Data shown:
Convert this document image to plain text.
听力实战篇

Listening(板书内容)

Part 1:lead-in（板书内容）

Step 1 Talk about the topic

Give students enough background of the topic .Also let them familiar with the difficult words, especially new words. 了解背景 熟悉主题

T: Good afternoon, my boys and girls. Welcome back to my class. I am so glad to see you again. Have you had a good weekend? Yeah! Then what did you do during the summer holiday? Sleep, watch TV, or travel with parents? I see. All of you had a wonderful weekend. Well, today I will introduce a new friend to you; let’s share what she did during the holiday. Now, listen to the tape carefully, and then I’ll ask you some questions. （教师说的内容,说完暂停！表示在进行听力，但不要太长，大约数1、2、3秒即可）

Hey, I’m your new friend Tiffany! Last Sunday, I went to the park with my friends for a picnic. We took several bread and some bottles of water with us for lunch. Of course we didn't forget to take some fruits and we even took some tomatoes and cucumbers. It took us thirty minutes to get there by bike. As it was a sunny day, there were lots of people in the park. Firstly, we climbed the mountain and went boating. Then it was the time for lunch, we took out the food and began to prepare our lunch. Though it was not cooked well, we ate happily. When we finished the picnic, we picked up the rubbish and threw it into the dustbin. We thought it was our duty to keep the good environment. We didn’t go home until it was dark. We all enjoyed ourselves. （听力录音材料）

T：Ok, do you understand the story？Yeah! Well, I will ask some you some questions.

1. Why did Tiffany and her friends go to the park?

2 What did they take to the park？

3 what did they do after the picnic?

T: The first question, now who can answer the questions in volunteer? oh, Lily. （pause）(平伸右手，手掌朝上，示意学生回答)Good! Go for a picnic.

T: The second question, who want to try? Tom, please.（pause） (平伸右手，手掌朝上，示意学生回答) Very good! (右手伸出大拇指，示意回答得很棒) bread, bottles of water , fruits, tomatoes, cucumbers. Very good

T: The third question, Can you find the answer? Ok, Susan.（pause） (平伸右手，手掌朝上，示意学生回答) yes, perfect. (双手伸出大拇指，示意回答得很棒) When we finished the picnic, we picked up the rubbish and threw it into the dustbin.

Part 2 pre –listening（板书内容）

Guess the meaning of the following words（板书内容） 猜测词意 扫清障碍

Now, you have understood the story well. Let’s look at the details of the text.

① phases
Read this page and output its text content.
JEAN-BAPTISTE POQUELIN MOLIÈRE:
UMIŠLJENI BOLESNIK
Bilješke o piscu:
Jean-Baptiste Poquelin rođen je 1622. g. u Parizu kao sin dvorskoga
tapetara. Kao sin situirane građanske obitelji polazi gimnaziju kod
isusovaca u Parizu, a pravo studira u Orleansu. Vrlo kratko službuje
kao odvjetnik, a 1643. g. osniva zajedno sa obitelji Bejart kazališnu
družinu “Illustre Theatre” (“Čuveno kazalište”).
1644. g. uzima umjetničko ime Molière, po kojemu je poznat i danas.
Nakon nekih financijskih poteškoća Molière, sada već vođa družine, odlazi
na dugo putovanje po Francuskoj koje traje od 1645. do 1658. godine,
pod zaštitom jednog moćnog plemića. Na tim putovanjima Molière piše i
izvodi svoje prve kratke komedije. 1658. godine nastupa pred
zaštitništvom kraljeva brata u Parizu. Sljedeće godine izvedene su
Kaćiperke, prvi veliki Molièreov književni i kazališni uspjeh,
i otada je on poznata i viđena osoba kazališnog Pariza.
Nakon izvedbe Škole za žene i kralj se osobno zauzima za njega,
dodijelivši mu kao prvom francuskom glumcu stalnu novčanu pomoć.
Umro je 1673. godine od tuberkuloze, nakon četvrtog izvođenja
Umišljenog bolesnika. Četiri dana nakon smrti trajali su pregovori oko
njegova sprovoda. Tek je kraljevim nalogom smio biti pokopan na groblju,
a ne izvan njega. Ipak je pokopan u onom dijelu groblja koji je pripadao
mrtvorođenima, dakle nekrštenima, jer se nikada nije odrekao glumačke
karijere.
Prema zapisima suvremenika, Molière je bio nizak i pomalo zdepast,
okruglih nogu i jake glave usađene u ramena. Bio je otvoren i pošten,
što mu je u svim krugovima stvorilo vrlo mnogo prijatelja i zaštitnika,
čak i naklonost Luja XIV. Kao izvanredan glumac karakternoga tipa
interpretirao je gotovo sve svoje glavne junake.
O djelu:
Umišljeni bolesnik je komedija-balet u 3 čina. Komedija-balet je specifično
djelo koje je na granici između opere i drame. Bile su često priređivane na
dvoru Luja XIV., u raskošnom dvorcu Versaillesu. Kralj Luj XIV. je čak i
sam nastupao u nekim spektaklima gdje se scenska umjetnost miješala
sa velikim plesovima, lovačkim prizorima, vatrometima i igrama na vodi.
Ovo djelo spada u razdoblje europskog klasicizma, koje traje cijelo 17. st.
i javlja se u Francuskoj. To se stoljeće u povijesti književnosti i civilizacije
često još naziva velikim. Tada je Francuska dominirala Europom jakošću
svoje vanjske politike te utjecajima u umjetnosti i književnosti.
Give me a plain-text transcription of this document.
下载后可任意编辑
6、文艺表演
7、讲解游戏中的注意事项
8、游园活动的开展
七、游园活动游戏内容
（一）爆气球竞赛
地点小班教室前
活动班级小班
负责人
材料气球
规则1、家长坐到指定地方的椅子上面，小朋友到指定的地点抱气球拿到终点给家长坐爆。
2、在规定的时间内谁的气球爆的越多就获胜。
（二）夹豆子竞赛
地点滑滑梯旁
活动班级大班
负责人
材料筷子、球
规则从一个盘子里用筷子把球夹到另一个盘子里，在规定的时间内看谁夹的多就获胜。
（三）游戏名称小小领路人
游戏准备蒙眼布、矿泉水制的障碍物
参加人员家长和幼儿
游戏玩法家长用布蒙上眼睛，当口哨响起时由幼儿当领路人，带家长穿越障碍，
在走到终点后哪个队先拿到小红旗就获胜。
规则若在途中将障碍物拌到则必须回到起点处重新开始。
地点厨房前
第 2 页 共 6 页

The task:
Look through the data above. Copy every line with the string "topic" in it.

Right answer:
Step 1 Talk about the topic
Give students enough background of the topic .Also let them familiar with the difficult words, especially new words. 了解背景 熟悉主题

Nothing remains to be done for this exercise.